- [Excerpted data]

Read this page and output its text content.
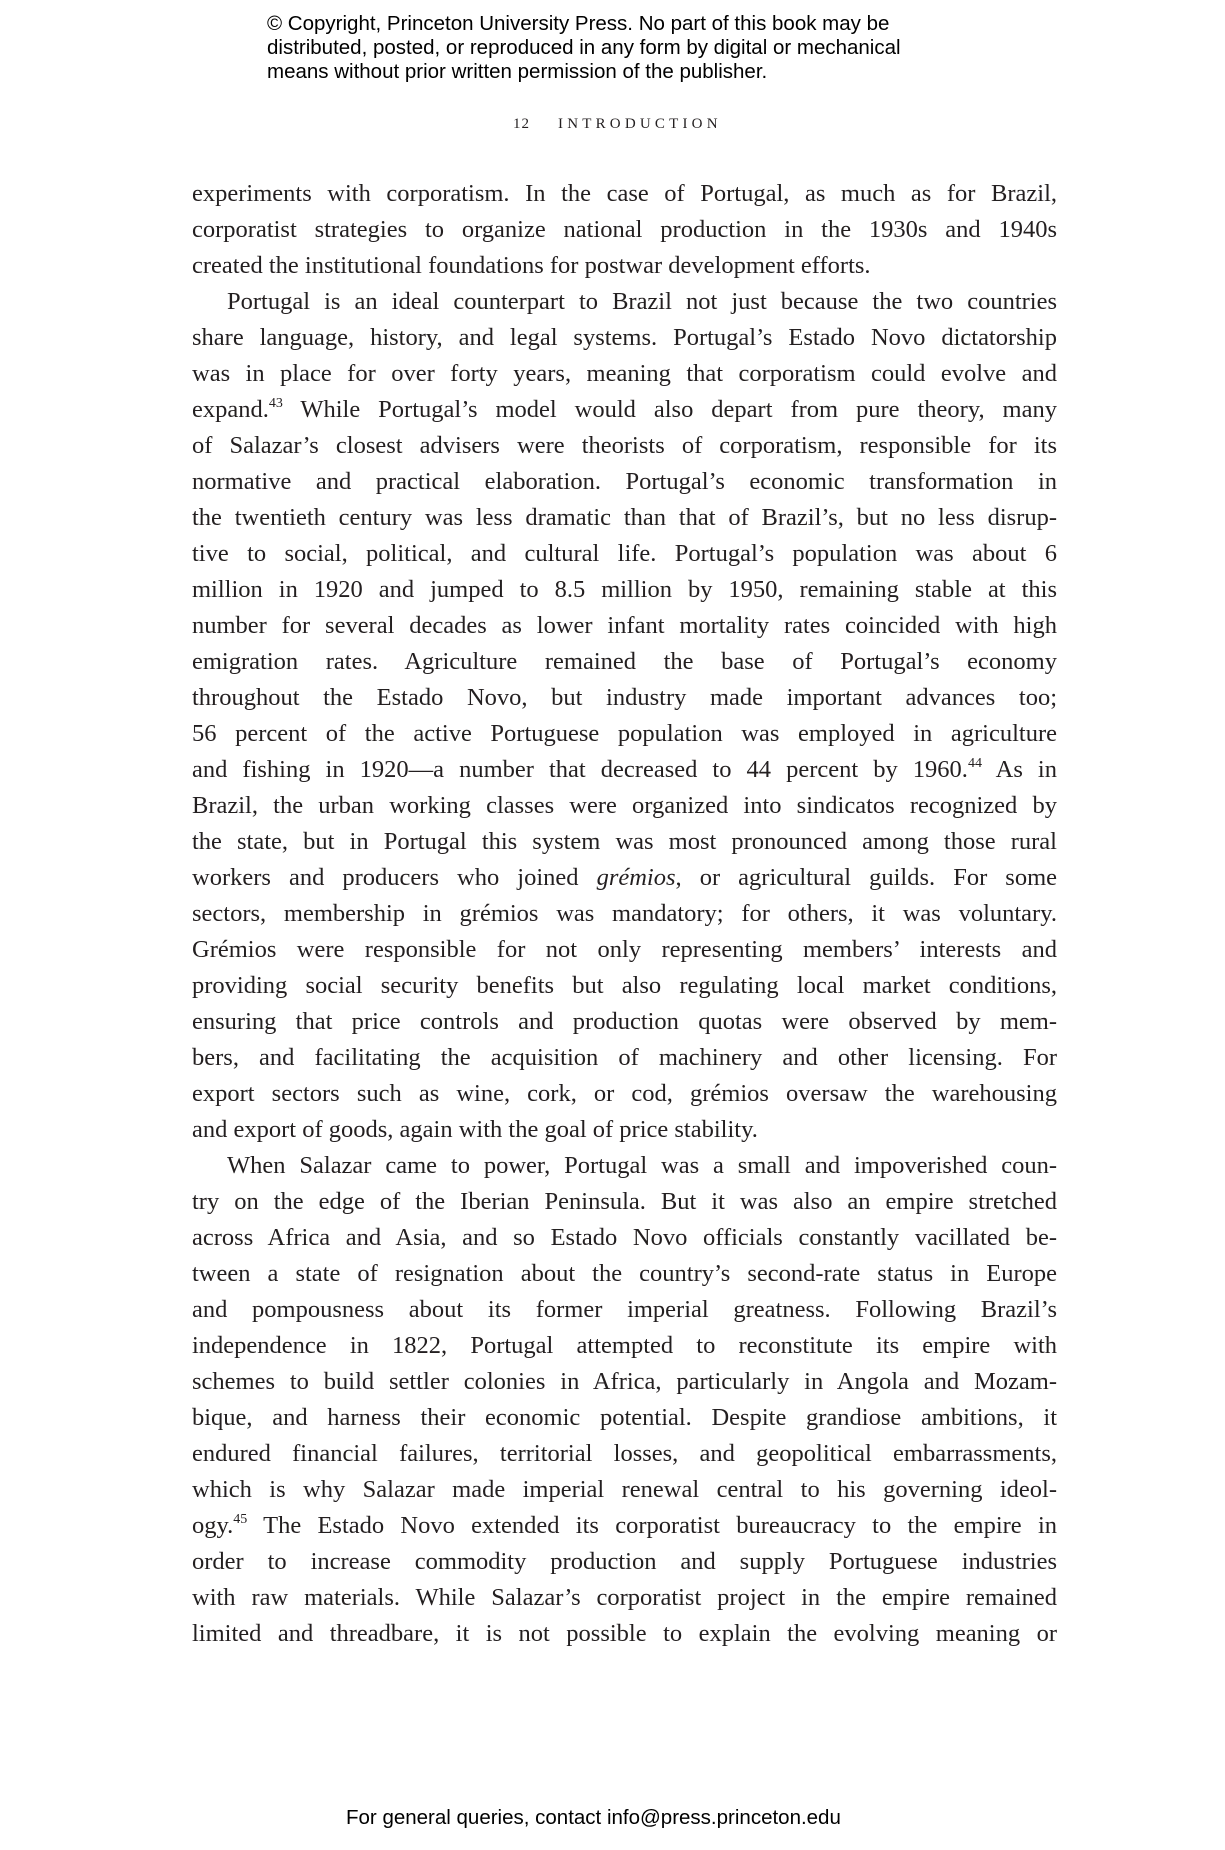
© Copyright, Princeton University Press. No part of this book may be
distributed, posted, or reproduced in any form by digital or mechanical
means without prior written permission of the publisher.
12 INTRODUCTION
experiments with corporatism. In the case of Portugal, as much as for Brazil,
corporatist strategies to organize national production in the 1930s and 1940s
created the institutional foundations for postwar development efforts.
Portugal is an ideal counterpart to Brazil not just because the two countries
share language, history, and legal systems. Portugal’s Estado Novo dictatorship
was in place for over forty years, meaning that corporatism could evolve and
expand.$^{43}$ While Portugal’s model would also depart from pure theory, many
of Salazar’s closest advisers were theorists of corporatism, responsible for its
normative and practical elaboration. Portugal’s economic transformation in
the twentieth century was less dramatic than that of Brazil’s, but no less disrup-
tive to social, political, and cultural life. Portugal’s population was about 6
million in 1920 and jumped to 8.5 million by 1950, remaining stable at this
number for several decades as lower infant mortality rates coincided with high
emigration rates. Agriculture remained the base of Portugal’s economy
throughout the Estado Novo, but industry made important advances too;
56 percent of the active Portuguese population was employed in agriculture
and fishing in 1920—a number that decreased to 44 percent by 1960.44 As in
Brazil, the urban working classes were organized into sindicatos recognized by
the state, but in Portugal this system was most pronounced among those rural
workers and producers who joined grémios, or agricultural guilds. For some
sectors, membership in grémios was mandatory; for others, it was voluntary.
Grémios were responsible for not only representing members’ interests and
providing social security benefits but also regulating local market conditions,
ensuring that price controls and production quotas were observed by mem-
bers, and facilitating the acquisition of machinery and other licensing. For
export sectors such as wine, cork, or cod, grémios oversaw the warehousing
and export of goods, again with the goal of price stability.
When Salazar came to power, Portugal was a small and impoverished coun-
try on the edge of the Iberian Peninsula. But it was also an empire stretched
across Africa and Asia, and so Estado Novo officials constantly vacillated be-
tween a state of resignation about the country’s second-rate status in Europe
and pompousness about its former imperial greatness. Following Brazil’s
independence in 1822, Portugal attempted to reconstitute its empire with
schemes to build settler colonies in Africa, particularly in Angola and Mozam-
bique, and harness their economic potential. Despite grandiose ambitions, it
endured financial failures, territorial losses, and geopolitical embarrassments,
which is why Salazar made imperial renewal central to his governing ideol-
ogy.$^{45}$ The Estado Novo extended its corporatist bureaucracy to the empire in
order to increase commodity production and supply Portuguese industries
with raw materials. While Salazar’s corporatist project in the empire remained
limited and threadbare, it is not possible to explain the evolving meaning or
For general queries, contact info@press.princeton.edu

--

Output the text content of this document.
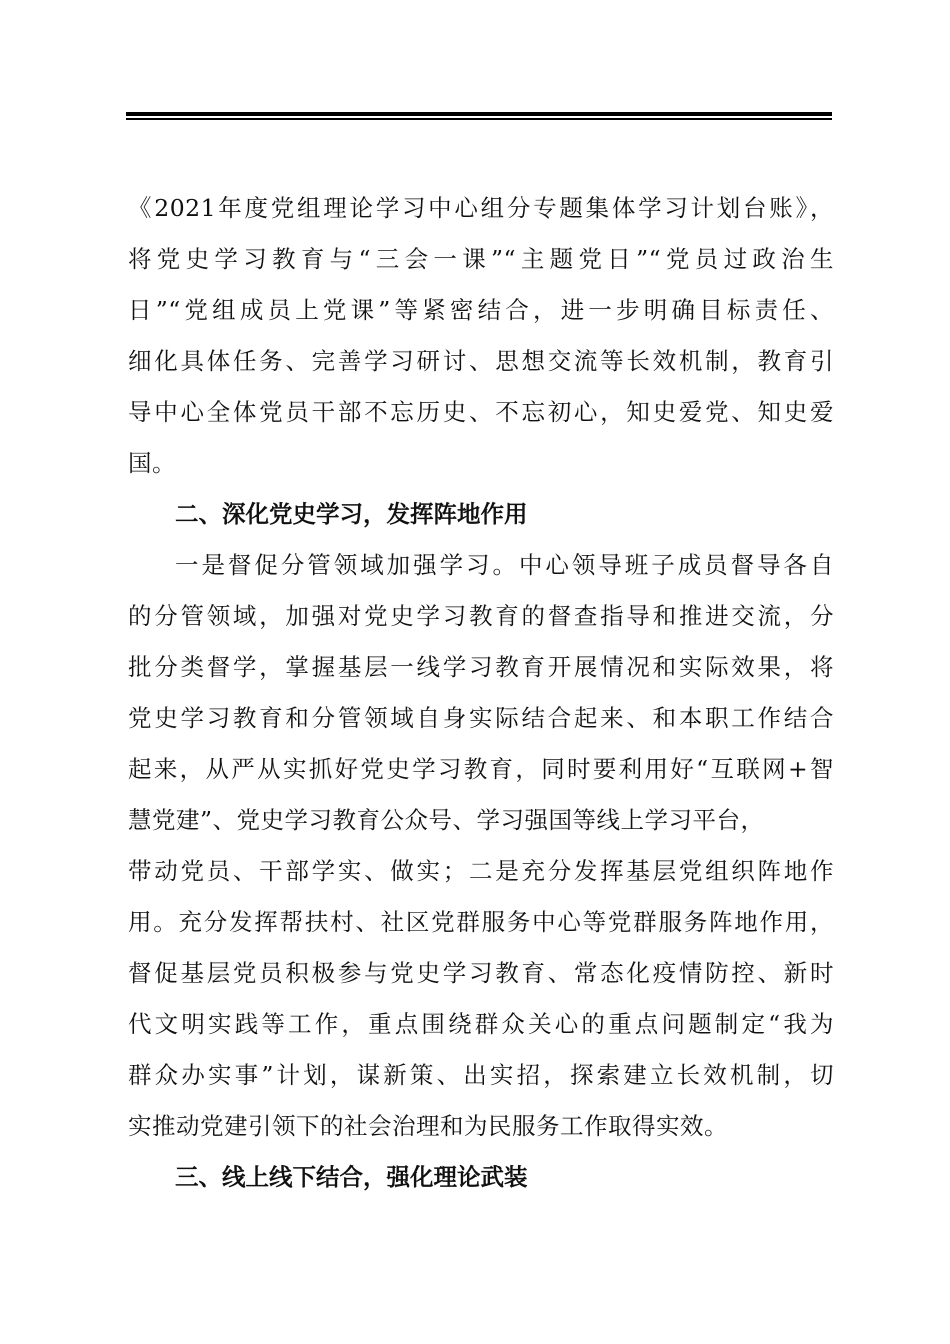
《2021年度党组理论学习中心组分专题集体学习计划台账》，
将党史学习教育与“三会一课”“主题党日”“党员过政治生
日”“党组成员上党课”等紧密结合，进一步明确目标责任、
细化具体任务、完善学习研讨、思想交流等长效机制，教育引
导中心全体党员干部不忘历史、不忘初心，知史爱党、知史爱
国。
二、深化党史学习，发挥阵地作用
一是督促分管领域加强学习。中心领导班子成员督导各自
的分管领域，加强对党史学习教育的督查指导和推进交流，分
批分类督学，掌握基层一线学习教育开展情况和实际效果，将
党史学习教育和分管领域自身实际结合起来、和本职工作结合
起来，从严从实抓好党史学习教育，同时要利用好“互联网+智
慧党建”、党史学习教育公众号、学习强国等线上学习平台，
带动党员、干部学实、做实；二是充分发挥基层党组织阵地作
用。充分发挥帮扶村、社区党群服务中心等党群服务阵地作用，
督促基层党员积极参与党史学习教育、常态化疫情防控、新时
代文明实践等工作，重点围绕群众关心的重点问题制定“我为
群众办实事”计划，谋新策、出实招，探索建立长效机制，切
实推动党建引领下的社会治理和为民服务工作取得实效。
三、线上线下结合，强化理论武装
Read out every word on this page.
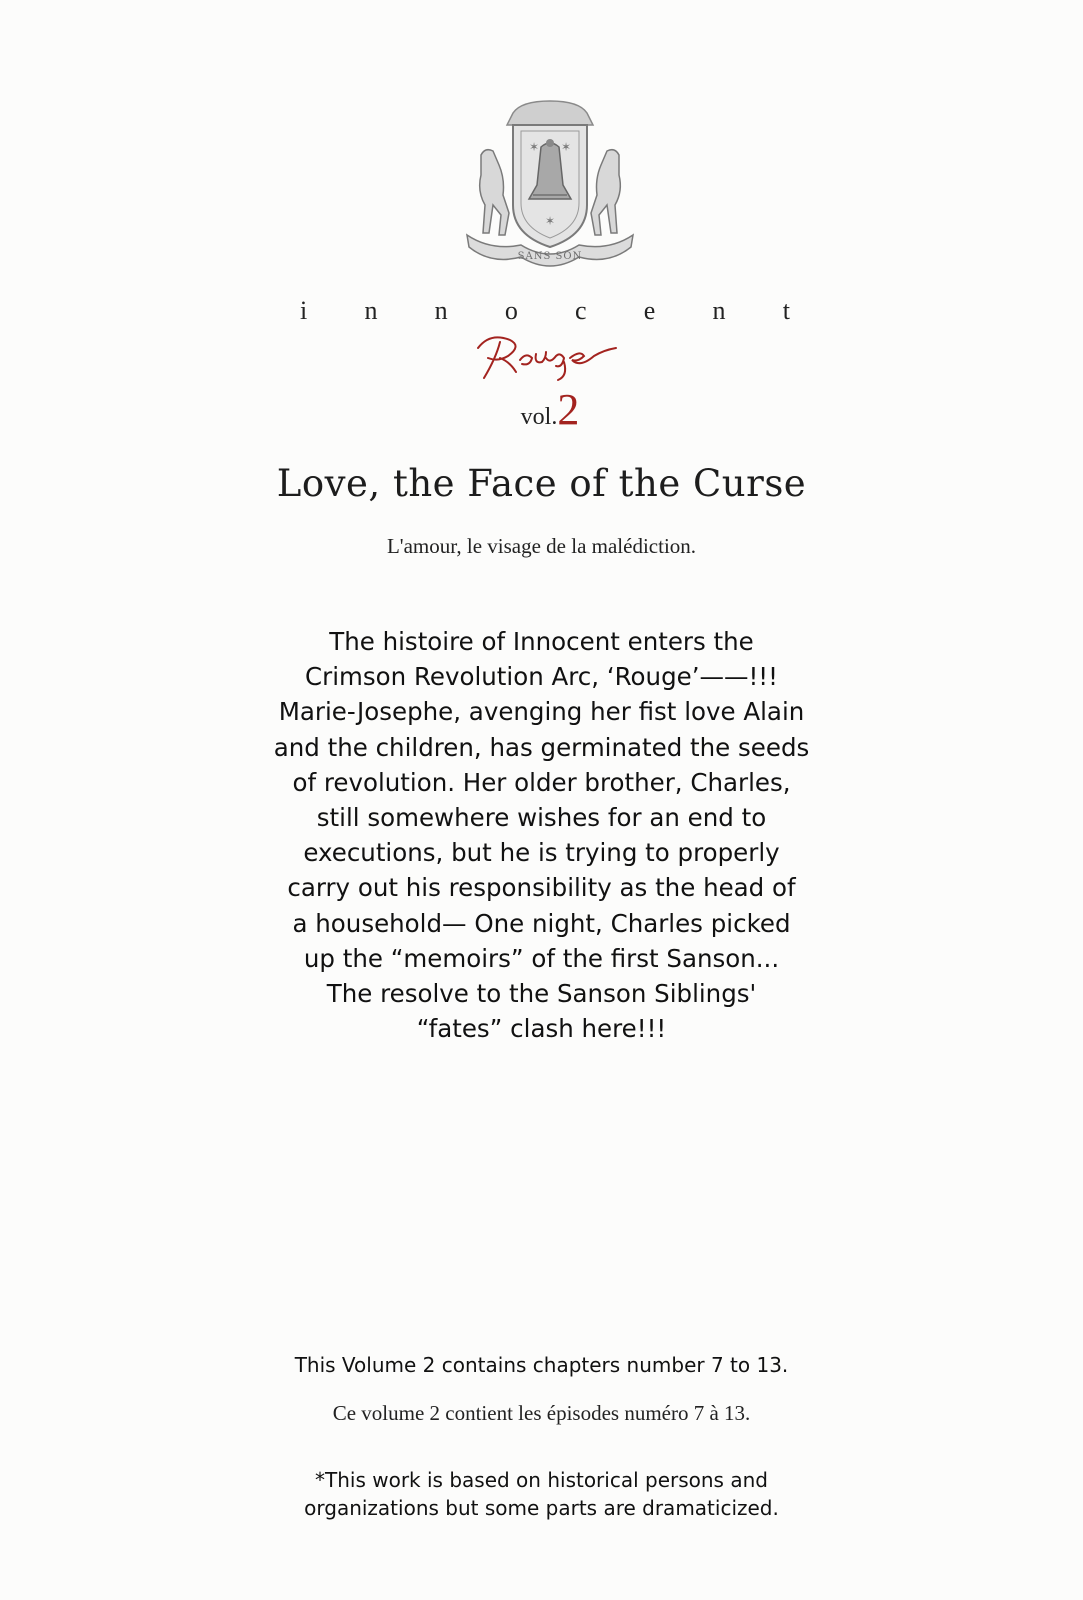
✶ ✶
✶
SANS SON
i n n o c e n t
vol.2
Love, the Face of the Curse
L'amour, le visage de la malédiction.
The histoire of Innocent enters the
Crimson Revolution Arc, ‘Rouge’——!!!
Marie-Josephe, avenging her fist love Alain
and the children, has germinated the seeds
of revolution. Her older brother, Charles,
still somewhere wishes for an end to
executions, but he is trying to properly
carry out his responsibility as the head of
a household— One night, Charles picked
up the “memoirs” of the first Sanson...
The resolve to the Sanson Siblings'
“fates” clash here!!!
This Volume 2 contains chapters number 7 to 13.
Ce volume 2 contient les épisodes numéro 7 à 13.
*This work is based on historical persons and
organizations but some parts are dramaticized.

- [Task brief] From the material above, gather all lines that include the string "about" and copy them.

- [Result of the exercise]
tive to social, political, and cultural life. Portugal’s population was about 6
tween a state of resignation about the country’s second-rate status in Europe
and pompousness about its former imperial greatness. Following Brazil’s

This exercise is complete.